(Saved data entries)
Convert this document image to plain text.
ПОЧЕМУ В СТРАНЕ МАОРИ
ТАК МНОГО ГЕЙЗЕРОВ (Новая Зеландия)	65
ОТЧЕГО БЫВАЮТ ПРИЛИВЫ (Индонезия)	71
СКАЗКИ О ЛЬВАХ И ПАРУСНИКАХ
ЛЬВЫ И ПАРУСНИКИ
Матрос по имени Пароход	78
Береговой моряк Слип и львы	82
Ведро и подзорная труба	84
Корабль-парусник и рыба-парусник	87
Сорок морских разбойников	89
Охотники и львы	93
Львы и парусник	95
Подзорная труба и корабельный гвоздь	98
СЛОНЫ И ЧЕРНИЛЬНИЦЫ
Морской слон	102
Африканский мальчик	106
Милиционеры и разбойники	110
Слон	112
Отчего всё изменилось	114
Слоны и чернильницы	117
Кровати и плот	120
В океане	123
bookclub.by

→ YOUR OBJECTIVE: Reproduce all the data word for word.

→ REPLY:
Convert this document image to plain text.
ПОЧЕМУ В СТРАНЕ МАОРИ
ТАК МНОГО ГЕЙЗЕРОВ (Новая Зеландия)	65
ОТЧЕГО БЫВАЮТ ПРИЛИВЫ (Индонезия)	71
СКАЗКИ О ЛЬВАХ И ПАРУСНИКАХ
ЛЬВЫ И ПАРУСНИКИ
Матрос по имени Пароход	78
Береговой моряк Слип и львы	82
Ведро и подзорная труба	84
Корабль-парусник и рыба-парусник	87
Сорок морских разбойников	89
Охотники и львы	93
Львы и парусник	95
Подзорная труба и корабельный гвоздь	98
СЛОНЫ И ЧЕРНИЛЬНИЦЫ
Морской слон	102
Африканский мальчик	106
Милиционеры и разбойники	110
Слон	112
Отчего всё изменилось	114
Слоны и чернильницы	117
Кровати и плот	120
В океане	123
bookclub.by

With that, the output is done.